- PROBLEM
Go through the lines below. Copy those with "category".

- Figure data in JSON
-*-*-

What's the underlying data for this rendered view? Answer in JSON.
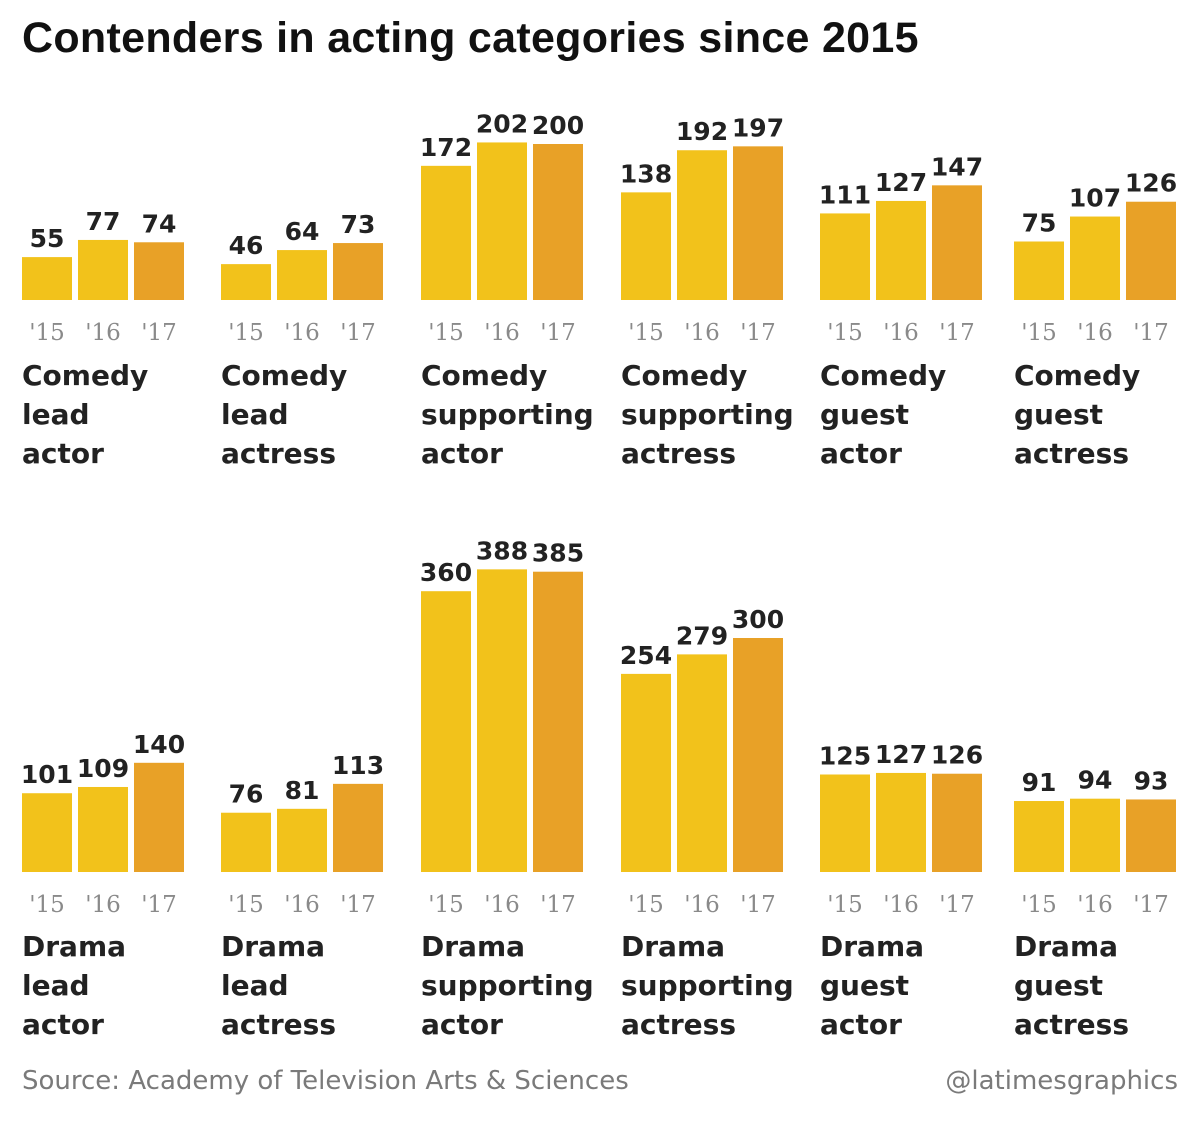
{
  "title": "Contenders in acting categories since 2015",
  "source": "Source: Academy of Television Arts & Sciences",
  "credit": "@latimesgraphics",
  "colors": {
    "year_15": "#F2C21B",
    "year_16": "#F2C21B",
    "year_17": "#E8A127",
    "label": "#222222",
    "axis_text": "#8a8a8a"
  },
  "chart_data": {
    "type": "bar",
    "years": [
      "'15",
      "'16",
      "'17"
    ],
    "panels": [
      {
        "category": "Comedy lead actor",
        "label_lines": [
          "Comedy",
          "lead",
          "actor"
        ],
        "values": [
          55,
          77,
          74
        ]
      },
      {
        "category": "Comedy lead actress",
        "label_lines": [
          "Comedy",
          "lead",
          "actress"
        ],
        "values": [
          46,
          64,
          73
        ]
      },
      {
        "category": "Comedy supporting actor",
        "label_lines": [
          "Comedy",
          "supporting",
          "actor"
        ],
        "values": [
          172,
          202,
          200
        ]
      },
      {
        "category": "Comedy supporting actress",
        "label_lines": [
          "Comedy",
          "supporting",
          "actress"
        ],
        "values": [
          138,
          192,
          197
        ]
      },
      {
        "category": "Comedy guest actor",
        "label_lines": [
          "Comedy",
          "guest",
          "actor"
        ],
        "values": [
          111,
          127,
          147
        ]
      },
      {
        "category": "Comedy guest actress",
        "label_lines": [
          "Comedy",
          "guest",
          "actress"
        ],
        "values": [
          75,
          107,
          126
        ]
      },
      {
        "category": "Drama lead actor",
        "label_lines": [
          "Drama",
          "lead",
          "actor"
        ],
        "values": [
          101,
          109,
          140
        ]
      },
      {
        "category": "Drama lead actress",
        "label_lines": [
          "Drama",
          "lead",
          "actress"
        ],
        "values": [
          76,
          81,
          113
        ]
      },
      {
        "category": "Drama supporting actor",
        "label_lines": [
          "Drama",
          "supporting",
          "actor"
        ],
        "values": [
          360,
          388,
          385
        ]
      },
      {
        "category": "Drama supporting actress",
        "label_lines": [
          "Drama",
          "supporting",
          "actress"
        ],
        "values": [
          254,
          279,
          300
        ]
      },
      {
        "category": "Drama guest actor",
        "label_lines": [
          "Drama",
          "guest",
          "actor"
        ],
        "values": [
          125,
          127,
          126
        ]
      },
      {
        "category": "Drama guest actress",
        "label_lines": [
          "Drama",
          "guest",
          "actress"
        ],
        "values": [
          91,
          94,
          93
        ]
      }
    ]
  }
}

-*-*-

- TASK ANSWER
        "category": "Comedy lead actor",
        "category": "Comedy lead actress",
        "category": "Comedy supporting actor",
        "category": "Comedy supporting actress",
        "category": "Comedy guest actor",
        "category": "Comedy guest actress",
        "category": "Drama lead actor",
        "category": "Drama lead actress",
        "category": "Drama supporting actor",
        "category": "Drama supporting actress",
        "category": "Drama guest actor",
        "category": "Drama guest actress",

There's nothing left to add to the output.